Filter the data for lines with the word "What", then copy every line so identified.

* begin MATERIAL FOR THE TASK *

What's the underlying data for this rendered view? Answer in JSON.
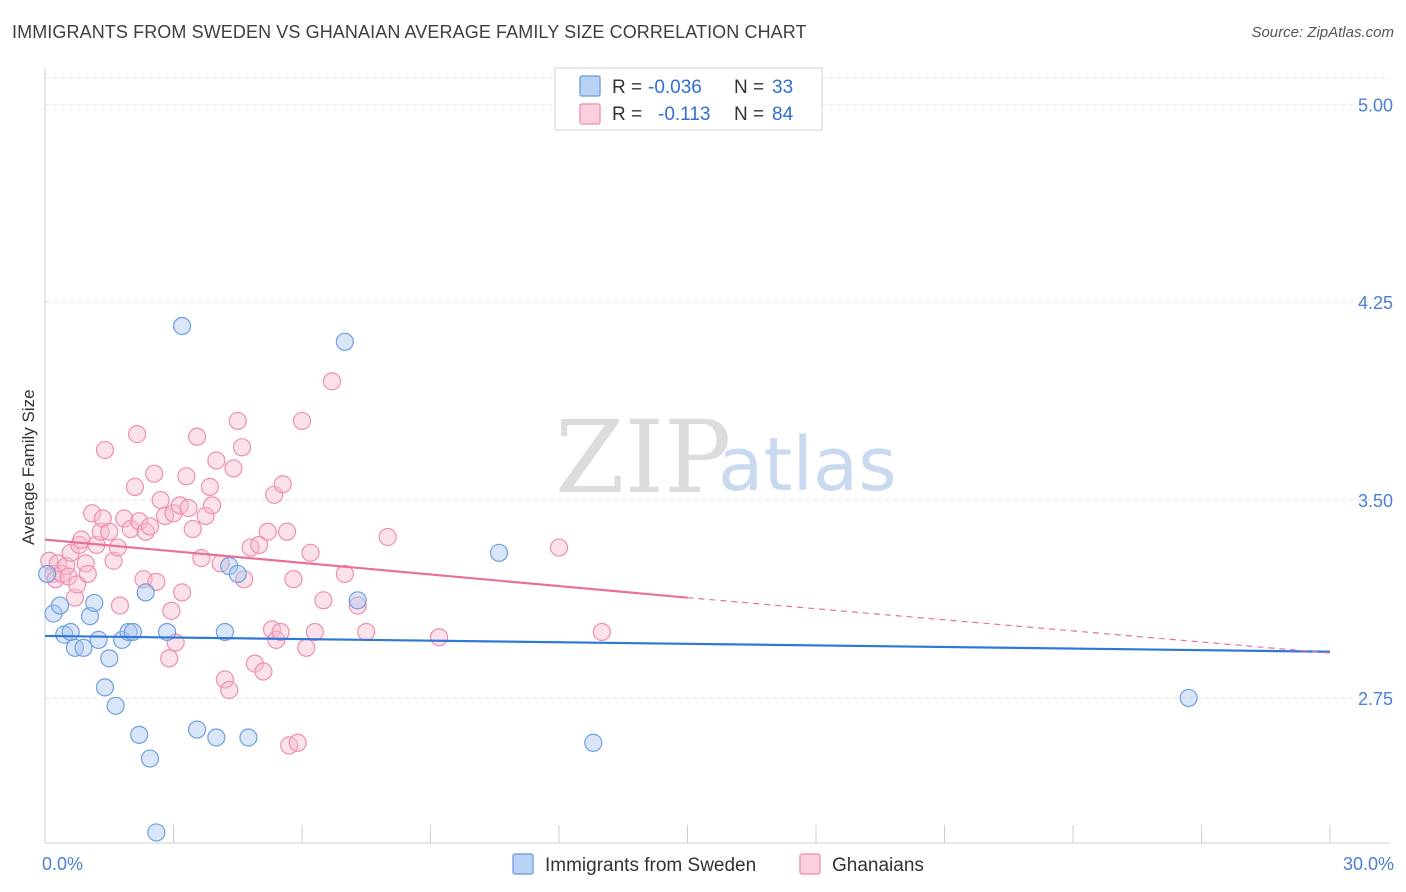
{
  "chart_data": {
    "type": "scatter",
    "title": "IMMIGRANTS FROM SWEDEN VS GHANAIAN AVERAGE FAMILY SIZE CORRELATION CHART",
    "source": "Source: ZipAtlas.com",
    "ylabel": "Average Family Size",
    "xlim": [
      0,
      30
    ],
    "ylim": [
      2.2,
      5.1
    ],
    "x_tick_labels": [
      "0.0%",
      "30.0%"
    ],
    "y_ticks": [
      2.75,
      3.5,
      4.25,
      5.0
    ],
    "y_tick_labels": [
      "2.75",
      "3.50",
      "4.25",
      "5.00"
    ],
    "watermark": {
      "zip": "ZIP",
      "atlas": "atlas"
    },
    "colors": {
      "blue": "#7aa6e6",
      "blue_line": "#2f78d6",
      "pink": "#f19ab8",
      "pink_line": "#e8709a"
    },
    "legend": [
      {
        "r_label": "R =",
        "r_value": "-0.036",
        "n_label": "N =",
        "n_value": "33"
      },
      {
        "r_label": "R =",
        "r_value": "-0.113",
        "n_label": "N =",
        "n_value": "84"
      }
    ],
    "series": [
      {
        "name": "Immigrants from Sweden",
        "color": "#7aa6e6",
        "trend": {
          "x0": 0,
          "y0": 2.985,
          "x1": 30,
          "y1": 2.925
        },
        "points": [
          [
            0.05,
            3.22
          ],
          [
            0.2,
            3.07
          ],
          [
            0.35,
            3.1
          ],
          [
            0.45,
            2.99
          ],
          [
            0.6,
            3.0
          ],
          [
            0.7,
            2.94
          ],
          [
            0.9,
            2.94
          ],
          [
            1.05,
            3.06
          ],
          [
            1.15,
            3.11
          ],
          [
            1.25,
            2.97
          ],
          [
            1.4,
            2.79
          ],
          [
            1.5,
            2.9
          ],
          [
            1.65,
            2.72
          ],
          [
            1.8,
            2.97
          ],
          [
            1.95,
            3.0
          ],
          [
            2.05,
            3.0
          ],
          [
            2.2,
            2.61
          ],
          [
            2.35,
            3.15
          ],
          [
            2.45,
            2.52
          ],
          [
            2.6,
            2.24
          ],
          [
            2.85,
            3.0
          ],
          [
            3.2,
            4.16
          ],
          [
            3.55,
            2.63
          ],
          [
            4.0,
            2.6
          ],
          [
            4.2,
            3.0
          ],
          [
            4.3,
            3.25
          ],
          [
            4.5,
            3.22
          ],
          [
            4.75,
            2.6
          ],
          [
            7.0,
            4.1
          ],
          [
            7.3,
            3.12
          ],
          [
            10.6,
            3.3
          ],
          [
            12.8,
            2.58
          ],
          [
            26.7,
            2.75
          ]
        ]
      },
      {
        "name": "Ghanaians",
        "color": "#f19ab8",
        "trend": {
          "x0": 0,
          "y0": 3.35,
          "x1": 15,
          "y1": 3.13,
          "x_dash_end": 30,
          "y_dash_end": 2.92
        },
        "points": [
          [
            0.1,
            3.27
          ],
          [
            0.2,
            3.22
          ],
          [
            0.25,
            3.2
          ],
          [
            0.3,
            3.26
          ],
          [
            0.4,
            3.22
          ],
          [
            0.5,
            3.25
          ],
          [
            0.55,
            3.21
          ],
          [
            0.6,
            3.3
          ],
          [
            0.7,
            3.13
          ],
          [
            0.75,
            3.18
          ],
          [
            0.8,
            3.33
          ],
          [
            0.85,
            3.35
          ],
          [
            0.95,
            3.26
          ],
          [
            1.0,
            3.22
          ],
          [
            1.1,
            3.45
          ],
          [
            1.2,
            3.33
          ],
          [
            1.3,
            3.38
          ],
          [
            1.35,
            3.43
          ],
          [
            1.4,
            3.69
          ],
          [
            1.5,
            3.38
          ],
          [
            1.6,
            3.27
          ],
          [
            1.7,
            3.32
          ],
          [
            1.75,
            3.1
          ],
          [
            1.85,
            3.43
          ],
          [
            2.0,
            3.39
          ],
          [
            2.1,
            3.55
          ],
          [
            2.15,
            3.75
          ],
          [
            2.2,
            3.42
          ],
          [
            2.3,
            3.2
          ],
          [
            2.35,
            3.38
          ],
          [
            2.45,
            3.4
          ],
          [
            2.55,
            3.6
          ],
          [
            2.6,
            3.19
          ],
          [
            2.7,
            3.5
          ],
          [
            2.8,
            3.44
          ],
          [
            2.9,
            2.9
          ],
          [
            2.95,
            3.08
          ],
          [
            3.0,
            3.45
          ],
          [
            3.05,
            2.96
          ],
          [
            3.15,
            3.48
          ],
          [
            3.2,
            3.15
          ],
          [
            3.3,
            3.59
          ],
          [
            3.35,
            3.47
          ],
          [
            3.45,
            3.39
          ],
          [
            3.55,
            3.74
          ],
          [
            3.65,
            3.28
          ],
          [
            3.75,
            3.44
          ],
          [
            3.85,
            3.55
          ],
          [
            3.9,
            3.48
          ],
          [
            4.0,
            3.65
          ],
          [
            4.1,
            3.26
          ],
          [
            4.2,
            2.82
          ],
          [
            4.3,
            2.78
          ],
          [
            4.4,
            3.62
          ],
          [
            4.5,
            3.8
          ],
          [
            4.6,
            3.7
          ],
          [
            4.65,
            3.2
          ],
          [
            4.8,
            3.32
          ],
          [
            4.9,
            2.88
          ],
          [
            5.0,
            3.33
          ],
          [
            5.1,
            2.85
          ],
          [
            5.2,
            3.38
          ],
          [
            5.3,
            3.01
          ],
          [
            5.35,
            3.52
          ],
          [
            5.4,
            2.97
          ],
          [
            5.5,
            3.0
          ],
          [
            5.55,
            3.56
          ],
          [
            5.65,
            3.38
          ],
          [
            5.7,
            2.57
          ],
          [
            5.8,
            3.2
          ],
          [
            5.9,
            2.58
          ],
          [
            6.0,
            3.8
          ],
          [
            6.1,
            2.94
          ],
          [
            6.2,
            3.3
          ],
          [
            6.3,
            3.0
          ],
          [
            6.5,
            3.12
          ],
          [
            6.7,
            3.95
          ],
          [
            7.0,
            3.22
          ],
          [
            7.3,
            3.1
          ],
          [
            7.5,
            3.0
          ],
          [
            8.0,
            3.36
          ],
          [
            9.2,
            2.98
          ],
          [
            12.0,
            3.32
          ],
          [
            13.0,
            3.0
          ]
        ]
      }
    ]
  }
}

* end MATERIAL FOR THE TASK *
* begin MATERIAL FOR THE TASK *

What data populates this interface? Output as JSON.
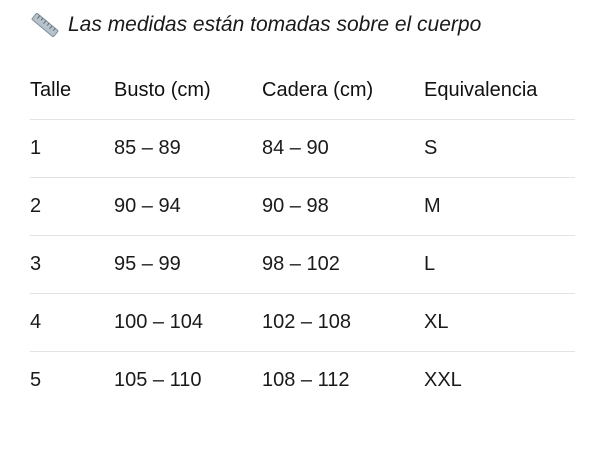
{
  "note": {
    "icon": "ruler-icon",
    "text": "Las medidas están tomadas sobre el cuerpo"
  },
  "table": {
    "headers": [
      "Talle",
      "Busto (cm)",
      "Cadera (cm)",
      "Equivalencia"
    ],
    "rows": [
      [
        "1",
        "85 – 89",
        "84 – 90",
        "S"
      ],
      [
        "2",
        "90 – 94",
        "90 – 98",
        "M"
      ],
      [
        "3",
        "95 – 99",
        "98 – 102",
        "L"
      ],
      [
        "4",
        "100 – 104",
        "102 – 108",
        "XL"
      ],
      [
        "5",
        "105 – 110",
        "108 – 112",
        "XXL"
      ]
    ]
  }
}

* end MATERIAL FOR THE TASK *

**FULL RESPONSE**
What's the underlying data for this rendered view? Answer in JSON.
What data populates this interface? Output as JSON.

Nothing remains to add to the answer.